» **SHORT TASK**
According to the newspaper article on evolution and intelligent design, in what year did the U.S. Supreme Court rule that teaching creationism was unconstitutional?

Columbus Dispatch February 5, 2002

Evolution vs. intelligent design
EXPERTS TO WEIGH IN ON SCIENCE STANDARDS


by Catherine Candisky

Scientists from throughout the nation are being summoned to help the Ohio Board of Education decide whether students should be taught that life on Earth is the result of evolution or intelligent design.

At a special meeting yesterday, the board's standards committee decided to ask experts on both sides of the issue to participate in a panel discussion at the board's March meeting.

The move came after some board members complained that intelligent design is not included in proposed curriculum guidelines for science. Intelligent-design advocates say that some life forms are far too complex to be explained through evolution and that a higher intelligence or designer must have played a role.

Critics say that intelligent design is merely a new name for creationism, the belief that God created the Earth, and that religion has no place in public schools.

"If we put creationism or intelligent design into the standards, we could find ourselves in a court battle,'' said Martha W. Wise, a board member from Avon.

In 1987, the U.S. Supreme Court ruled that teaching creationism was unconstitutional, striking down Louisiana's Creationism Act because it endorsed religion.

But intelligent designers say they don't know who the designer is. They acknowledge that it could be God, but say there are other possibilities, such as extraterrestrial life.

"This isn't creation science,'' said Deborah Owens Fink, a board member from Richfield.

Michael Cochran, a board member from Blacklick, said, "No one at this table is suggesting we not teach evolution.''

Instead, Cochran advocates that both views be included in the standards so students can understand all perspectives.

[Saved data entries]
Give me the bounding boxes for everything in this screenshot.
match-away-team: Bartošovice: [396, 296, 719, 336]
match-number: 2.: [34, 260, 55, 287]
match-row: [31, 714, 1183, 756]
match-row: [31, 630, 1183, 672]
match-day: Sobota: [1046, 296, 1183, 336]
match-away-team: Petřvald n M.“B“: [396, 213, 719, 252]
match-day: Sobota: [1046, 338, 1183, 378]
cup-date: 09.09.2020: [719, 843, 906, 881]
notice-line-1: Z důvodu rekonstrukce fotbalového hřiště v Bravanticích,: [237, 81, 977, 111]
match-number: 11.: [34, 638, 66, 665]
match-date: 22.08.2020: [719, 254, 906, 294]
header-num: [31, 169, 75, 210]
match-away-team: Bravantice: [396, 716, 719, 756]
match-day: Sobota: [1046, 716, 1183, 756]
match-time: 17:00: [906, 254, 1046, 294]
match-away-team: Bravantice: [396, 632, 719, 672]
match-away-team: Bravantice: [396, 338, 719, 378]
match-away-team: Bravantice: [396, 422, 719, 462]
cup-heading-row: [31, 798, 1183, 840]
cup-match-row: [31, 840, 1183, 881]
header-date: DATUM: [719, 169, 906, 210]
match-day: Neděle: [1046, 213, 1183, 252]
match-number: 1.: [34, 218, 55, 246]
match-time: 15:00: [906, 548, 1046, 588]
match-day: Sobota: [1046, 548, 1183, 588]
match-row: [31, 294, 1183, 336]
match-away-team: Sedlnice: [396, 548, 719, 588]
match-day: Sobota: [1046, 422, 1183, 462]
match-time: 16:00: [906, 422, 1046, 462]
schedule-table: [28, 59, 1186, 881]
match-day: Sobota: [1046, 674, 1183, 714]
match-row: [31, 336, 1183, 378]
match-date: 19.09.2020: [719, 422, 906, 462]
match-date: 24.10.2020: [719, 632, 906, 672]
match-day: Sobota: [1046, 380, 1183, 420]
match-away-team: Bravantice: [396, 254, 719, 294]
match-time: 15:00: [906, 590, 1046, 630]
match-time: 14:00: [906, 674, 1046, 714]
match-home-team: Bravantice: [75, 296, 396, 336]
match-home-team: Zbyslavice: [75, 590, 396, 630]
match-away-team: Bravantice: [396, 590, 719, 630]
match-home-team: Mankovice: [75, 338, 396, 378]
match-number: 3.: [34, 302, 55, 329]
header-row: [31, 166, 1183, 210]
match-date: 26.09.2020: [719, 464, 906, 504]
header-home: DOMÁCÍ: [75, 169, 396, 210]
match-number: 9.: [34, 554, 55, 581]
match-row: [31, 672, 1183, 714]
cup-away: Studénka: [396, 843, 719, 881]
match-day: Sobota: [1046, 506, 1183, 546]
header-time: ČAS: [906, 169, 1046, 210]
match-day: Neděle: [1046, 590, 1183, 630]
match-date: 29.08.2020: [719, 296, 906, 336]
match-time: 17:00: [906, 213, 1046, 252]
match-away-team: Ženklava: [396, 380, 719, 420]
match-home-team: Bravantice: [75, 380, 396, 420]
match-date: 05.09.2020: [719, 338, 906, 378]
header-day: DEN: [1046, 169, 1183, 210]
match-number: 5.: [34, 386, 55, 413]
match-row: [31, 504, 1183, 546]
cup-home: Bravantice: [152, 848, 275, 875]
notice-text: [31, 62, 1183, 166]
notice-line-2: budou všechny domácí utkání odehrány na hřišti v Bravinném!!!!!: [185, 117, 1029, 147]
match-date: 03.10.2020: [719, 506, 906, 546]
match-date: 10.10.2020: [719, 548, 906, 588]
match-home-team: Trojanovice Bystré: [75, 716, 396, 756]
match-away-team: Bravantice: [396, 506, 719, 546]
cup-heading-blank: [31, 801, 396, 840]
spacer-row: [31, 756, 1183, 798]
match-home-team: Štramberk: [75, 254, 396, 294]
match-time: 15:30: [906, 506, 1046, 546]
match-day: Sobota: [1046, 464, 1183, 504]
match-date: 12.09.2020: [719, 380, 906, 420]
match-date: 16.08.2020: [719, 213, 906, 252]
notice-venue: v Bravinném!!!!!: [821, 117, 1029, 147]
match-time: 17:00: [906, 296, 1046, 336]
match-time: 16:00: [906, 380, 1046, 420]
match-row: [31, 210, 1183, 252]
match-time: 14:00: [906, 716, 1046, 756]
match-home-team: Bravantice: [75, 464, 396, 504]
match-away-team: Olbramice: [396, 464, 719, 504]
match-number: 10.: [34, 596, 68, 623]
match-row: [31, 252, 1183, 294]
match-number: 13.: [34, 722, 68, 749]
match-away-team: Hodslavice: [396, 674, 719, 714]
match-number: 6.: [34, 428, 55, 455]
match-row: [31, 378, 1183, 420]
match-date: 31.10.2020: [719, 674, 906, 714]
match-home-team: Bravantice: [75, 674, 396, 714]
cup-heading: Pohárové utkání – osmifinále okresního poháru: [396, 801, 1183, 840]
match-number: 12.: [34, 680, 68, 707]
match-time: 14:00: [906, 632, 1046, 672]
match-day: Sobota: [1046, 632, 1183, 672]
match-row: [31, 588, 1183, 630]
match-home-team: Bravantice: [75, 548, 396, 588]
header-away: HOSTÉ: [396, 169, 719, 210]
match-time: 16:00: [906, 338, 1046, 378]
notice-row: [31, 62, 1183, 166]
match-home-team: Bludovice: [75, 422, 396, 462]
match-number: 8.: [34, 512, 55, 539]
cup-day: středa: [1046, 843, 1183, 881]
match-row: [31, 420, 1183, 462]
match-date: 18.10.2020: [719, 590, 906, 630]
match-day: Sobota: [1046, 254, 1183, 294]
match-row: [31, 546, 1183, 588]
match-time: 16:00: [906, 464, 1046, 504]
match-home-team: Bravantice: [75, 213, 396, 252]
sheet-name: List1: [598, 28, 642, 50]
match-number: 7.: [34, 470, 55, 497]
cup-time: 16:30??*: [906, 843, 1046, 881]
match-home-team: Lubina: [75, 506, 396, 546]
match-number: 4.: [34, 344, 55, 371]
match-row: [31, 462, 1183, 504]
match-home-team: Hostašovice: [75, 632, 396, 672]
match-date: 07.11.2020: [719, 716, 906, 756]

» **WRITTEN RESPONSE**
1987